_Directive_.
Pull out every line of the listing below where "object" appears.

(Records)

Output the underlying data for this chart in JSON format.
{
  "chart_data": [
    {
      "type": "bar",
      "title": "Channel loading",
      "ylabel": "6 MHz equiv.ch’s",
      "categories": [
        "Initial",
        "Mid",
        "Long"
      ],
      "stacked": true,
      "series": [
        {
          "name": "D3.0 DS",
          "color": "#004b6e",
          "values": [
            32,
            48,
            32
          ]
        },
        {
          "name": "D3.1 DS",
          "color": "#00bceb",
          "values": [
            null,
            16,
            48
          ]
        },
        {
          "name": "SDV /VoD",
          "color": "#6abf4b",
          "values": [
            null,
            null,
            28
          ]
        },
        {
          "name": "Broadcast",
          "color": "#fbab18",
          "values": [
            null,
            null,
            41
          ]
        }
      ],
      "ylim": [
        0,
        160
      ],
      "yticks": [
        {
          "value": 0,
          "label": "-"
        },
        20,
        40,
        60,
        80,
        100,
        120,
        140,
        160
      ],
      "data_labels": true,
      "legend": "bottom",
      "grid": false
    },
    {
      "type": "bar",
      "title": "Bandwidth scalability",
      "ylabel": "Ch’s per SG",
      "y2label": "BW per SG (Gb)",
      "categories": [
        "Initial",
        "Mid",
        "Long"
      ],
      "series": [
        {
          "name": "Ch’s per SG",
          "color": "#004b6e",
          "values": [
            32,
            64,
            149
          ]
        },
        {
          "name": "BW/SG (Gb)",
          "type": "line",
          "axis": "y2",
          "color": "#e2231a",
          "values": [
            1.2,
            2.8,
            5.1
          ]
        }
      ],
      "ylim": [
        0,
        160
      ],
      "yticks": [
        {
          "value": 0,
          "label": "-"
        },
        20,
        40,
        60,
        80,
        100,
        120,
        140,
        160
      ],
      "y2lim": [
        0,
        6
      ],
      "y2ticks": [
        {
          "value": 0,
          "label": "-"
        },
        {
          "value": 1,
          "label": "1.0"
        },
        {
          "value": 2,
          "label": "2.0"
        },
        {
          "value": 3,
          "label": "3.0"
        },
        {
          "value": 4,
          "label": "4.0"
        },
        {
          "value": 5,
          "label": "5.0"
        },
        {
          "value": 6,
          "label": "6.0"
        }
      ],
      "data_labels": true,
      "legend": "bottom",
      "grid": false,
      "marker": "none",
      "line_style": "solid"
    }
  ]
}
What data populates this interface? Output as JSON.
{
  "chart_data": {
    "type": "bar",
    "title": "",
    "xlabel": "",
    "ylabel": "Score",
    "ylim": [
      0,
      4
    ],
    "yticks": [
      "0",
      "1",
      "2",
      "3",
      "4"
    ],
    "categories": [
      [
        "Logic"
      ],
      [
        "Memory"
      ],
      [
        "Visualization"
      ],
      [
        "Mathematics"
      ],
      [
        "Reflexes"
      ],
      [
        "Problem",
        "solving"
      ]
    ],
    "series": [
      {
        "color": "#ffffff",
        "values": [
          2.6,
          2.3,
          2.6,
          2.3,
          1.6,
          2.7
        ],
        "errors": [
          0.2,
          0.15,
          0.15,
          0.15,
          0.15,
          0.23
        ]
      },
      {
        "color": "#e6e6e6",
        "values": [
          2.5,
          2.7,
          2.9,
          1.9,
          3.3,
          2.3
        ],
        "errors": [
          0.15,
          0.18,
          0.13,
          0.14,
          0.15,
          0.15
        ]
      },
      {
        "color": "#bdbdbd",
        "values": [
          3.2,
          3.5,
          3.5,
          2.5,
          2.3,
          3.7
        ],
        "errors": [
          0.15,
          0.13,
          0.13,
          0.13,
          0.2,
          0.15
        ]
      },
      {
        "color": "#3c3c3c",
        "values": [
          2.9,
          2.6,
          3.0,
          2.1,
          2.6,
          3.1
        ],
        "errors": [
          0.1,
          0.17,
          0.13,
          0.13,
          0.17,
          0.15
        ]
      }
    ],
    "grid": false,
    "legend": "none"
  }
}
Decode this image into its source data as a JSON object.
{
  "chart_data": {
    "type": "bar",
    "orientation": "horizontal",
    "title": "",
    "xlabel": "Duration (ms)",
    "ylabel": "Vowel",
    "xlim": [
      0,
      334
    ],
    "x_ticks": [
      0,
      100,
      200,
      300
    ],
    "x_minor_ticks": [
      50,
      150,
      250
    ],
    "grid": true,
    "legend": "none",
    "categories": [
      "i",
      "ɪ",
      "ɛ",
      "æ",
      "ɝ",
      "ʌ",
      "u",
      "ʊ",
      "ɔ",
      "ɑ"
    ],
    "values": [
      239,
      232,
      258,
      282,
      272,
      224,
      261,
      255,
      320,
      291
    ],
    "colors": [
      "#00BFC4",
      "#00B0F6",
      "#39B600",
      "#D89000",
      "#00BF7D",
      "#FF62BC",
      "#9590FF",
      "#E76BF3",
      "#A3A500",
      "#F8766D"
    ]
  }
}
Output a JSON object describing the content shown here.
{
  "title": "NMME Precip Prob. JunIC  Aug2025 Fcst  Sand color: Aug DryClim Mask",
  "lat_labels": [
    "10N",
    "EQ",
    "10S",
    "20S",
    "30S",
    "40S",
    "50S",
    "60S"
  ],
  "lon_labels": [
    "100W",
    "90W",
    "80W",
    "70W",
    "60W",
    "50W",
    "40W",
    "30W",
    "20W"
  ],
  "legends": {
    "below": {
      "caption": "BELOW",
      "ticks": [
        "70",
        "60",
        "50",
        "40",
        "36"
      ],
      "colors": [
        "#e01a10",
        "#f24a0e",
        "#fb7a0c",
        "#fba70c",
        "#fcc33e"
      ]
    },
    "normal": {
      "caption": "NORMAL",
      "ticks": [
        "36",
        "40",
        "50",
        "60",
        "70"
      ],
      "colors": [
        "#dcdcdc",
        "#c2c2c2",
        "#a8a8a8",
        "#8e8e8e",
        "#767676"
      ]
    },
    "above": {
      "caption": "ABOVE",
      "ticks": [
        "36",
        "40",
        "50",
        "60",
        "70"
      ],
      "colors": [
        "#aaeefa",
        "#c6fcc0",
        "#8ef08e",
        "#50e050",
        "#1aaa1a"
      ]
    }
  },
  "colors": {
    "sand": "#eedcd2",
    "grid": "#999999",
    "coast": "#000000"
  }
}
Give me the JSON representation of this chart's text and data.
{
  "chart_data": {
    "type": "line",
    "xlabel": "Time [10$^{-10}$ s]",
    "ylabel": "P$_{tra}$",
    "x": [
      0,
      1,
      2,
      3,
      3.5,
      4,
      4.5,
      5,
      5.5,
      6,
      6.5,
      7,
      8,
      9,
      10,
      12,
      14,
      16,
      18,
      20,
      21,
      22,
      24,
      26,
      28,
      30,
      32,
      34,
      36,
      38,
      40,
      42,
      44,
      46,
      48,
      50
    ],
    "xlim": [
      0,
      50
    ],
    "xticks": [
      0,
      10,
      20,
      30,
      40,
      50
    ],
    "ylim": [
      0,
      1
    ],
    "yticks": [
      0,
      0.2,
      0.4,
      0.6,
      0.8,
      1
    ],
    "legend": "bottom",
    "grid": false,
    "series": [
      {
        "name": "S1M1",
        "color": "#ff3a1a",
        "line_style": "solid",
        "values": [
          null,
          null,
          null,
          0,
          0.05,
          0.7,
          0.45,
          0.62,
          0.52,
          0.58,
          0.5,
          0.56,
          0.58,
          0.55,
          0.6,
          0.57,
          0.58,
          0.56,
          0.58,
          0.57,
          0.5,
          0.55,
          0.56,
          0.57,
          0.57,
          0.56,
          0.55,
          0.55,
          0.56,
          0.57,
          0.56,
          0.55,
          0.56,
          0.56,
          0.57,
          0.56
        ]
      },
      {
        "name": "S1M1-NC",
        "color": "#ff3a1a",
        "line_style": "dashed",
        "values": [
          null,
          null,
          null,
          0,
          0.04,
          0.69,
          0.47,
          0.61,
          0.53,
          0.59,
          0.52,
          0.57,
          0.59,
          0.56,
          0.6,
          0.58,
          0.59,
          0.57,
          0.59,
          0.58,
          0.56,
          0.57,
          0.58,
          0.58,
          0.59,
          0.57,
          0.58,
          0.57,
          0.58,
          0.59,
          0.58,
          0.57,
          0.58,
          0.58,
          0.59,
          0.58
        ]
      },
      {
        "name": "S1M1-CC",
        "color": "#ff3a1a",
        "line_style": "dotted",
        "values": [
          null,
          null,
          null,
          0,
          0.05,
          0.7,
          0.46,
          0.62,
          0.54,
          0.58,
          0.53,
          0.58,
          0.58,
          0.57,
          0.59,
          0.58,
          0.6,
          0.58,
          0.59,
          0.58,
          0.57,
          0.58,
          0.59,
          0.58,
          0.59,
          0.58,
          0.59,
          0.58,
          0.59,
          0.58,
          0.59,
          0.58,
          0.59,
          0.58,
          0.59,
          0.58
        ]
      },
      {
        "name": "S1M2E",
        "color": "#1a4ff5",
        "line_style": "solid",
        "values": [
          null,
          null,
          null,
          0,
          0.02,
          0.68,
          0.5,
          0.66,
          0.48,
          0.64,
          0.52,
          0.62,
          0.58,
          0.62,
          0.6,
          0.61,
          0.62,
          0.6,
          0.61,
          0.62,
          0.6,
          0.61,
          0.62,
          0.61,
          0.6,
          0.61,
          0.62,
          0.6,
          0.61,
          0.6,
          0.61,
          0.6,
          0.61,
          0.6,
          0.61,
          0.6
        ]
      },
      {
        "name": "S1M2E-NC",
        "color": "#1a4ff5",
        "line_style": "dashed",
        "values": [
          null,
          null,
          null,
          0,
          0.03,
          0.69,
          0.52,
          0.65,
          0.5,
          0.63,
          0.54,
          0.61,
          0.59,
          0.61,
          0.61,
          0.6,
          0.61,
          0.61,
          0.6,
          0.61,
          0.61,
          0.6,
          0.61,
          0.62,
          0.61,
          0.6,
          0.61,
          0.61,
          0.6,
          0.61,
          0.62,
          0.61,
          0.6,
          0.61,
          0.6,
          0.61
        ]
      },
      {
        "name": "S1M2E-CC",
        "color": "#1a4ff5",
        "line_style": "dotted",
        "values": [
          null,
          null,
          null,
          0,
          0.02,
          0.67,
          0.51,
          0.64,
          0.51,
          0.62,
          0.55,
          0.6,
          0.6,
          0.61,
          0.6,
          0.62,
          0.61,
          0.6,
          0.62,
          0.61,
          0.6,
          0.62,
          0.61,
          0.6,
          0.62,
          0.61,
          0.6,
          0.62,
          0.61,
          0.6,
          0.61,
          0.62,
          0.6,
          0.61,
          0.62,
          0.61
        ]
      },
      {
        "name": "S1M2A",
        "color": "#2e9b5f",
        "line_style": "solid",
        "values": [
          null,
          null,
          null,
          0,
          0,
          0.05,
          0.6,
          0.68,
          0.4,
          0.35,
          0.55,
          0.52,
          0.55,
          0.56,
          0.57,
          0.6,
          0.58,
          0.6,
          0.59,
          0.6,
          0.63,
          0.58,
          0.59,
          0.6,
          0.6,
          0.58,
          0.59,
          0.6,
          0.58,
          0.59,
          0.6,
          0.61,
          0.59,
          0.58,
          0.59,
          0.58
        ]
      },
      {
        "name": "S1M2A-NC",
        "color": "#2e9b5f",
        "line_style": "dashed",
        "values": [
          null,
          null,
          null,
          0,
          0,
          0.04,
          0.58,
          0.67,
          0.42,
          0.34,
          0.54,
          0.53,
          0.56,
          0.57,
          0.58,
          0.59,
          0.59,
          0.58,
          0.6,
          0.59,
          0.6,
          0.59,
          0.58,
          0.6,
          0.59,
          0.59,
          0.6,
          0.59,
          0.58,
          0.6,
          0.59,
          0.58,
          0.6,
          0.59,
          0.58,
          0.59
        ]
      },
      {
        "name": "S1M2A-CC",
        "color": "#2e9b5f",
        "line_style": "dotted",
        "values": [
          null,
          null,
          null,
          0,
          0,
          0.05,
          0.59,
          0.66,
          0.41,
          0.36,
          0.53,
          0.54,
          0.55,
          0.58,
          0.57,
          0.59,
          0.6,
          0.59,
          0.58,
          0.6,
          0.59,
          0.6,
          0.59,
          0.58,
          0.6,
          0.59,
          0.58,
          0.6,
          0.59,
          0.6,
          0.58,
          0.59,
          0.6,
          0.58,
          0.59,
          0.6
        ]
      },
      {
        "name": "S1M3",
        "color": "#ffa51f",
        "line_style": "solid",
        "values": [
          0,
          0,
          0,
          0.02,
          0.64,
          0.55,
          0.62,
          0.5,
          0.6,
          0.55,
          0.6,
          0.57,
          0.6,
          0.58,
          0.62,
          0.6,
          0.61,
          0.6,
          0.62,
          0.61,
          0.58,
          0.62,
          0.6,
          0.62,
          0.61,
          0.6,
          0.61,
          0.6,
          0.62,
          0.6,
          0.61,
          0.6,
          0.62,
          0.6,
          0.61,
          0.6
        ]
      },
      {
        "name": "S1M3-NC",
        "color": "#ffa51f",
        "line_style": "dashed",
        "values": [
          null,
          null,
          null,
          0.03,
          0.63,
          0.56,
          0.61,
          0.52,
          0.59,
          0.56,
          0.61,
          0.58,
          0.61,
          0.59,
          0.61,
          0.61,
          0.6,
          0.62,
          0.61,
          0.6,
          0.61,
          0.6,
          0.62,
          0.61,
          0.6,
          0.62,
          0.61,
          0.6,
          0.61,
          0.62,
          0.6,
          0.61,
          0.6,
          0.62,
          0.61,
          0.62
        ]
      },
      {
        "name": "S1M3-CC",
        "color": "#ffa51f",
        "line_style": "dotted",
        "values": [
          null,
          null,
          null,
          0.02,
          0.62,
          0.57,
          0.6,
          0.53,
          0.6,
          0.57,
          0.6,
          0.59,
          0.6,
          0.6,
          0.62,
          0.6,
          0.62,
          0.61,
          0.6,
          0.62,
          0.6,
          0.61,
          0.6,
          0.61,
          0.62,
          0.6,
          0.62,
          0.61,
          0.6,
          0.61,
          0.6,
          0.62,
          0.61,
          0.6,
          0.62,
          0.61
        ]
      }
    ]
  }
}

_Answer in full_.
Decode this image into its source data as a JSON object.
Output a JSON object describing the content shown here.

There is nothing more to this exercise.